SOURCE RECORDS »
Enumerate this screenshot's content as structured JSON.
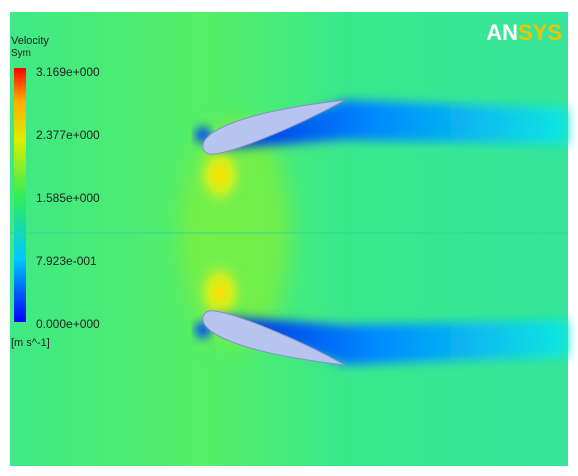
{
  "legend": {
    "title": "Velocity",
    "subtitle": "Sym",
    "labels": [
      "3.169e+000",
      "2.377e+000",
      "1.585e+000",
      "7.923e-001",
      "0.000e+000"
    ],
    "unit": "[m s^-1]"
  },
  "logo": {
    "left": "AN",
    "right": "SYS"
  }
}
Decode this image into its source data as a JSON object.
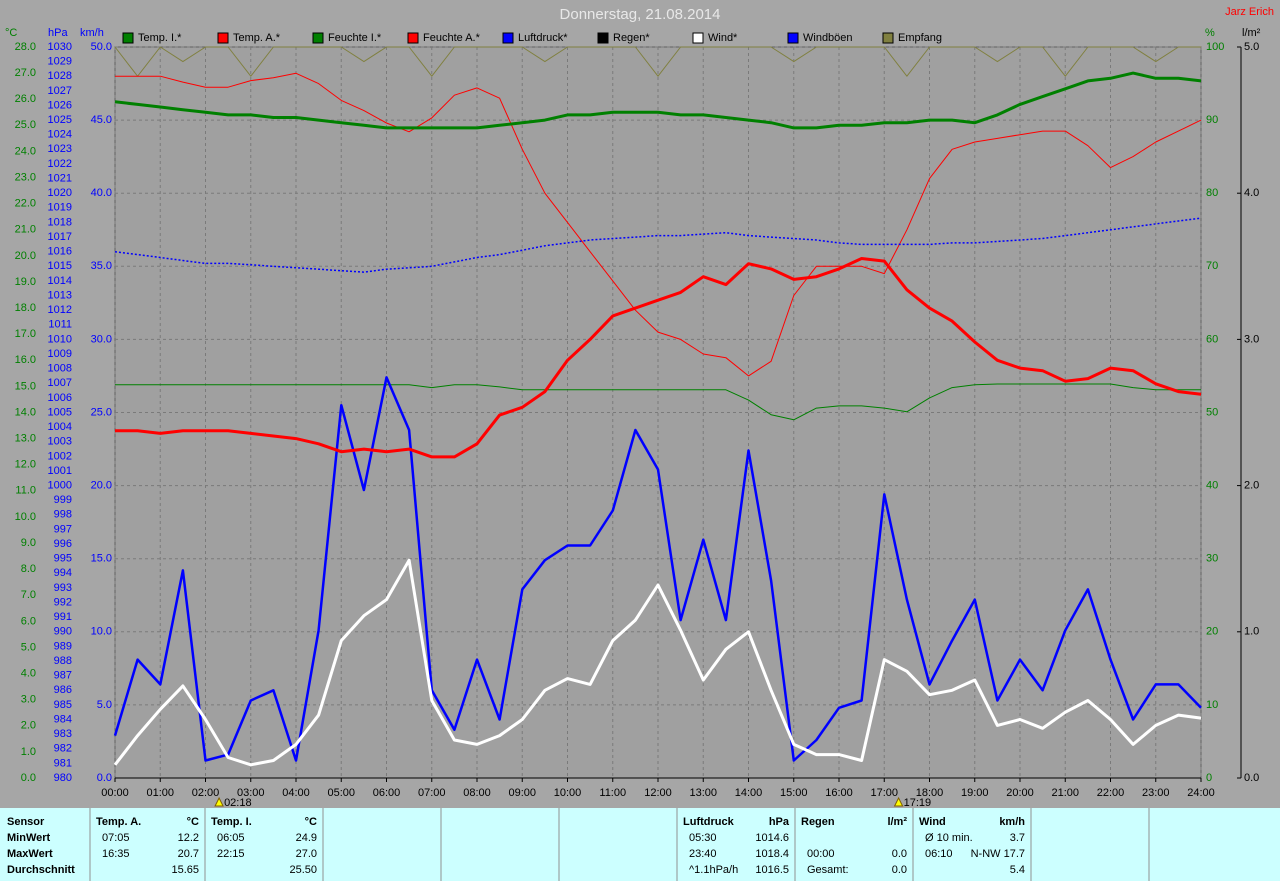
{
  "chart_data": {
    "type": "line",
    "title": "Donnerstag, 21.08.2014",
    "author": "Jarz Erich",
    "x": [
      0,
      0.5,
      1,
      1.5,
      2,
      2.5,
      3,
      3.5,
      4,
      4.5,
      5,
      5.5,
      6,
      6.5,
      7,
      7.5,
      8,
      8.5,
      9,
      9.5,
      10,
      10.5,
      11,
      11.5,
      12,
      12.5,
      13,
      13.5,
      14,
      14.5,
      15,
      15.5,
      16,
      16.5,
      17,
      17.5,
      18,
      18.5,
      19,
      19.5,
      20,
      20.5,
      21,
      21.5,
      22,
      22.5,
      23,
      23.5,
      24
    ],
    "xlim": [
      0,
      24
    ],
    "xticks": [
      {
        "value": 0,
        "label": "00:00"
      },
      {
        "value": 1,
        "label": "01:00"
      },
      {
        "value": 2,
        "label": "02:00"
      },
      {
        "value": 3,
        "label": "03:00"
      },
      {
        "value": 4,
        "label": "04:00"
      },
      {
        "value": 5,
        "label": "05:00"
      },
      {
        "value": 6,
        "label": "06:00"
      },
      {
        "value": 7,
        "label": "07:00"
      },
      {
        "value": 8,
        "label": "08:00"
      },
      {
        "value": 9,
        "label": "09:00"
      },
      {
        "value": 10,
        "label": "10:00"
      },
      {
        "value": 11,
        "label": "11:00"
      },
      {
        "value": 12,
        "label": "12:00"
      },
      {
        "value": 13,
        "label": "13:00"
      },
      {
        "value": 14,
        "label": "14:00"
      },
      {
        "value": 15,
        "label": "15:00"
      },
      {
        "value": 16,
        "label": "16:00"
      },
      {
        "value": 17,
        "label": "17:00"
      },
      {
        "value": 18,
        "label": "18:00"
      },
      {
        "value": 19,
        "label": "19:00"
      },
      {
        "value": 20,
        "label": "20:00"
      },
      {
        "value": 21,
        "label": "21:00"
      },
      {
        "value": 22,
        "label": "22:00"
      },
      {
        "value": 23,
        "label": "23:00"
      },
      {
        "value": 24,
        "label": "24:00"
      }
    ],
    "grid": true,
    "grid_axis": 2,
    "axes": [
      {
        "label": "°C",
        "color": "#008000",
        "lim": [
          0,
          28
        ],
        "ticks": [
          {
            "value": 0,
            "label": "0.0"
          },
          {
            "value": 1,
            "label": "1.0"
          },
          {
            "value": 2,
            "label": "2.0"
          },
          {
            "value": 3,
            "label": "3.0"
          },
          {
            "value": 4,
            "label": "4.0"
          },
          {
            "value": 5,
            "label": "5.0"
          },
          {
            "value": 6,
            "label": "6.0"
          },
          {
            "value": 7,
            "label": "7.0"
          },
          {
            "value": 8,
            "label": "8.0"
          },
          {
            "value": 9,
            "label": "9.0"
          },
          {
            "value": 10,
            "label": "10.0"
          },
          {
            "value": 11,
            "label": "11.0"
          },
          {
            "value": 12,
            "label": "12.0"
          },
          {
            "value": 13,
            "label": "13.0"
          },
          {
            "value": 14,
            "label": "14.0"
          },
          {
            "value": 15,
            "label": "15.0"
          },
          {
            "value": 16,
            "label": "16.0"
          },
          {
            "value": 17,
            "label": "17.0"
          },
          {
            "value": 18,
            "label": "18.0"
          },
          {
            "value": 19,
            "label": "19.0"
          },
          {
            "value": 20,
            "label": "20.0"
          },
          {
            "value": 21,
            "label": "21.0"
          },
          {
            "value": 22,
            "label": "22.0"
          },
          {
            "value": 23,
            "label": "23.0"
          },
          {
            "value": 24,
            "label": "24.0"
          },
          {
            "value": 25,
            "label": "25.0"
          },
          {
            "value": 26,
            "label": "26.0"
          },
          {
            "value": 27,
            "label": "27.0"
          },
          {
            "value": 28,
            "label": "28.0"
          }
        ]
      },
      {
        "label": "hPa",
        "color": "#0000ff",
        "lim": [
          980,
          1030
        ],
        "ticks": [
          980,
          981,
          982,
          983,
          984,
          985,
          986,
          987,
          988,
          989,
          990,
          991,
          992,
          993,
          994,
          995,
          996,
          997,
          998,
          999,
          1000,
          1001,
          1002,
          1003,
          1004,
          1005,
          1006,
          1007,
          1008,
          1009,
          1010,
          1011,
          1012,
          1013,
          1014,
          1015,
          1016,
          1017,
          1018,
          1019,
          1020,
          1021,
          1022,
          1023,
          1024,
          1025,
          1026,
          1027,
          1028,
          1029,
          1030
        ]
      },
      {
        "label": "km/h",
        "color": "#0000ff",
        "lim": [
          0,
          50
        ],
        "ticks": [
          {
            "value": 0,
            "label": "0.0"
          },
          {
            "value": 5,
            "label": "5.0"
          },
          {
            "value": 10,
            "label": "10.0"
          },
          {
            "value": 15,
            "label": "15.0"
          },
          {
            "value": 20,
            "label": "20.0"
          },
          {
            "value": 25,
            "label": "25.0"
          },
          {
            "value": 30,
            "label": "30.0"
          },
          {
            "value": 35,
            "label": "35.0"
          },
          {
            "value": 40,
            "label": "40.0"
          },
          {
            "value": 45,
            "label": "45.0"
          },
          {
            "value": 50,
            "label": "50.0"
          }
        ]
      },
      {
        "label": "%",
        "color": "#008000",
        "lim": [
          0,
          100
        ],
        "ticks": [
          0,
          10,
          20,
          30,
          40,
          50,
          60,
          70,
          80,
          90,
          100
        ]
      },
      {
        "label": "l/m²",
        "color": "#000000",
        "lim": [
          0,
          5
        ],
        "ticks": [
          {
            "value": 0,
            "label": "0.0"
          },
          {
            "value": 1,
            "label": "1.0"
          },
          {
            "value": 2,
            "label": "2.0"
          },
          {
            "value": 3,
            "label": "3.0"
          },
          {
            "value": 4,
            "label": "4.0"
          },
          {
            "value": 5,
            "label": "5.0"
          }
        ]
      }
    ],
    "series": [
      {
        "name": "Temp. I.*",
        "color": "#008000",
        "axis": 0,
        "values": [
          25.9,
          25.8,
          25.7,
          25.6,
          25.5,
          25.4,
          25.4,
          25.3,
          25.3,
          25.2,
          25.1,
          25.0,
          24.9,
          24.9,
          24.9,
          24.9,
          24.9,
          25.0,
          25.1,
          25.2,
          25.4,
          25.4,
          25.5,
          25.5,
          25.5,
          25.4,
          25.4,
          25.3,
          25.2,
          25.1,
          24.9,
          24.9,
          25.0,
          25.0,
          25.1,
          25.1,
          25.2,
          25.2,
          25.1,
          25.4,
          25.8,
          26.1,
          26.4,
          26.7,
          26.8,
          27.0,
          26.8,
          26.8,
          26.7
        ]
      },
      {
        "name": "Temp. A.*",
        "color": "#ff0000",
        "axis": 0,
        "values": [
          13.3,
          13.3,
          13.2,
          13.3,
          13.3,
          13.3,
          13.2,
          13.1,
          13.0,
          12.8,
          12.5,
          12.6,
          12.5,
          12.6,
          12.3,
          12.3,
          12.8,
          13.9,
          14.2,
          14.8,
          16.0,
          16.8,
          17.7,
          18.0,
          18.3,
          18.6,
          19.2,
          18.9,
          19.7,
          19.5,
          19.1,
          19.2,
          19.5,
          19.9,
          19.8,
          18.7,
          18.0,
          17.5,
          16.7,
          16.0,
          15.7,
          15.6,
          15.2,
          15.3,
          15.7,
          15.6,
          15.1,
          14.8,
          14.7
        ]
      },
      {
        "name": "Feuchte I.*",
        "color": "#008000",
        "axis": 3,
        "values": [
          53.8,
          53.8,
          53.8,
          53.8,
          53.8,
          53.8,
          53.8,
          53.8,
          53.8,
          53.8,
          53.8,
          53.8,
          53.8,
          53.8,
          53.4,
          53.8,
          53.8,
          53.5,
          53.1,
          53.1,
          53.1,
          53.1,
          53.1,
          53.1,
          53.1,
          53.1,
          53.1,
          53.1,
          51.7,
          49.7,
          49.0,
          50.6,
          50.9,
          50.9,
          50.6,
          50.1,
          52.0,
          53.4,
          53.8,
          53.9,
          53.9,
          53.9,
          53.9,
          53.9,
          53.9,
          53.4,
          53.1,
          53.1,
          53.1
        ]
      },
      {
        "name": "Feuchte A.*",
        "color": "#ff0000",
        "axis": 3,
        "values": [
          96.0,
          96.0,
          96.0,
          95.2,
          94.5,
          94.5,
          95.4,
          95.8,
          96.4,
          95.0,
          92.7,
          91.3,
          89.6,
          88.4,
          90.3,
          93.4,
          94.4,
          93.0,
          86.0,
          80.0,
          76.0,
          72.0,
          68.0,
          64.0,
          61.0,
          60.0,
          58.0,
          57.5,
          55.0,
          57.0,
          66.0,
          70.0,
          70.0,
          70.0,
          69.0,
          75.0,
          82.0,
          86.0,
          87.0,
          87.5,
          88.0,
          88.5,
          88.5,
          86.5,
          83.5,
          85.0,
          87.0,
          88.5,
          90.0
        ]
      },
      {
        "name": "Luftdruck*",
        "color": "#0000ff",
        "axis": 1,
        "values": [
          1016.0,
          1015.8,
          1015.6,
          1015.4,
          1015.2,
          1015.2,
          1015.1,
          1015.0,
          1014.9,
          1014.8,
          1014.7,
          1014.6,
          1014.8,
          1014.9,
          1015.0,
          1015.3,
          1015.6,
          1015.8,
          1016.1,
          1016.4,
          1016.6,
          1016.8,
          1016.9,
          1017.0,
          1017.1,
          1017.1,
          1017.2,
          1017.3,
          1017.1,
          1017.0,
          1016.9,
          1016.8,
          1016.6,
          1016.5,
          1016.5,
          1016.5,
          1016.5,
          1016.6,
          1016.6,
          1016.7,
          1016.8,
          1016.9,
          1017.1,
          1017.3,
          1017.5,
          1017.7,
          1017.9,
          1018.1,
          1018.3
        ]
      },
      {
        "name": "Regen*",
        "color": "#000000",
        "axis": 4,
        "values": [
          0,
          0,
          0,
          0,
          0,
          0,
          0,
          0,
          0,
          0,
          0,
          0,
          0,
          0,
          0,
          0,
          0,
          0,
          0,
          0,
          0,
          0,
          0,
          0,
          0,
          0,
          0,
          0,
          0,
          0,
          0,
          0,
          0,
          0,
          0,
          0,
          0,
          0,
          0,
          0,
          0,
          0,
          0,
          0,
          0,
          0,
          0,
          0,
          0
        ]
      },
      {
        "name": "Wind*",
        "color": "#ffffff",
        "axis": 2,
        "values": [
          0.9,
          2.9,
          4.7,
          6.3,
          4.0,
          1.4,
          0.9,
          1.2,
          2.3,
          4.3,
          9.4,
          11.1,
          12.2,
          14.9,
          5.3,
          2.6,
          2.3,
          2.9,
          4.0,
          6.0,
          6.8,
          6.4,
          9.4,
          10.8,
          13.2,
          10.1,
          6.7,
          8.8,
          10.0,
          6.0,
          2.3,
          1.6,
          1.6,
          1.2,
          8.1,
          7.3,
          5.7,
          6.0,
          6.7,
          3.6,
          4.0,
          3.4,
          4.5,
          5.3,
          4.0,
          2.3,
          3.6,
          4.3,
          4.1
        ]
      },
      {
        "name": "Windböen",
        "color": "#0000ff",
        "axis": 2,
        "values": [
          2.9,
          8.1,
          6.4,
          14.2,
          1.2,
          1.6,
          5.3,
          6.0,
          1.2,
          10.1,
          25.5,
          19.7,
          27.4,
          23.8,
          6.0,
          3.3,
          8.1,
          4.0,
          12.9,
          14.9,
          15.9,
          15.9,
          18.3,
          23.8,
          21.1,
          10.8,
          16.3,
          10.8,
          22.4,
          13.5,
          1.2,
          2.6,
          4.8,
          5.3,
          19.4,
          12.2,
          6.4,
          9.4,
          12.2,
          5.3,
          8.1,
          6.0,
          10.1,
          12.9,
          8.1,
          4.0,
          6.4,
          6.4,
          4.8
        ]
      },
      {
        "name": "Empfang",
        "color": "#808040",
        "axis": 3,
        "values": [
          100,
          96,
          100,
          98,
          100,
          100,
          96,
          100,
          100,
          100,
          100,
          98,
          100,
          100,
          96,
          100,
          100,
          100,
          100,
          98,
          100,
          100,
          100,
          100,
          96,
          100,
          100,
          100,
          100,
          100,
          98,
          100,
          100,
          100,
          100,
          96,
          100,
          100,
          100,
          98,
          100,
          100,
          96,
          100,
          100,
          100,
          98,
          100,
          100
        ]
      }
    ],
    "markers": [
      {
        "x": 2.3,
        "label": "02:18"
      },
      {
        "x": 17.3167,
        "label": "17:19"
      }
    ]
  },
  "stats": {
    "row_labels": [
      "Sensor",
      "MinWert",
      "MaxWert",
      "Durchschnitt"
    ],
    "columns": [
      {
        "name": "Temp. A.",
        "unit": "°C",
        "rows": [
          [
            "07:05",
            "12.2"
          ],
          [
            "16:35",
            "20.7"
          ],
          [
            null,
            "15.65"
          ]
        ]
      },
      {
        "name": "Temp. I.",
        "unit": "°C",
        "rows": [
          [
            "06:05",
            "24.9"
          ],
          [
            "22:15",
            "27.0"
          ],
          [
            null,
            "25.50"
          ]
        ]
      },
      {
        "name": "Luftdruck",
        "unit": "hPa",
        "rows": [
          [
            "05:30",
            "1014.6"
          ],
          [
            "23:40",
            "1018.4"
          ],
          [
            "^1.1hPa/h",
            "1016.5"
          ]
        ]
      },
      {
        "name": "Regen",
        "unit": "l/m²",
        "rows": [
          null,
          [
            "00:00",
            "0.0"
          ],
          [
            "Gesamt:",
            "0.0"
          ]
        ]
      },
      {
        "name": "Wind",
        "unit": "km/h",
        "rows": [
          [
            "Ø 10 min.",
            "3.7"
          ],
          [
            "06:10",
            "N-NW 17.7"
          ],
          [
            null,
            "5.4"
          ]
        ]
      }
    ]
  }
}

WHAT THE TASK ASKS » In the records above, find the lines containing "unit" and copy them.

TASK RESPONSE »
    "unit": "[m s^-1]"
        "unit": "°C",
        "unit": "°C",
        "unit": "hPa",
        "unit": "l/m²",
        "unit": "km/h",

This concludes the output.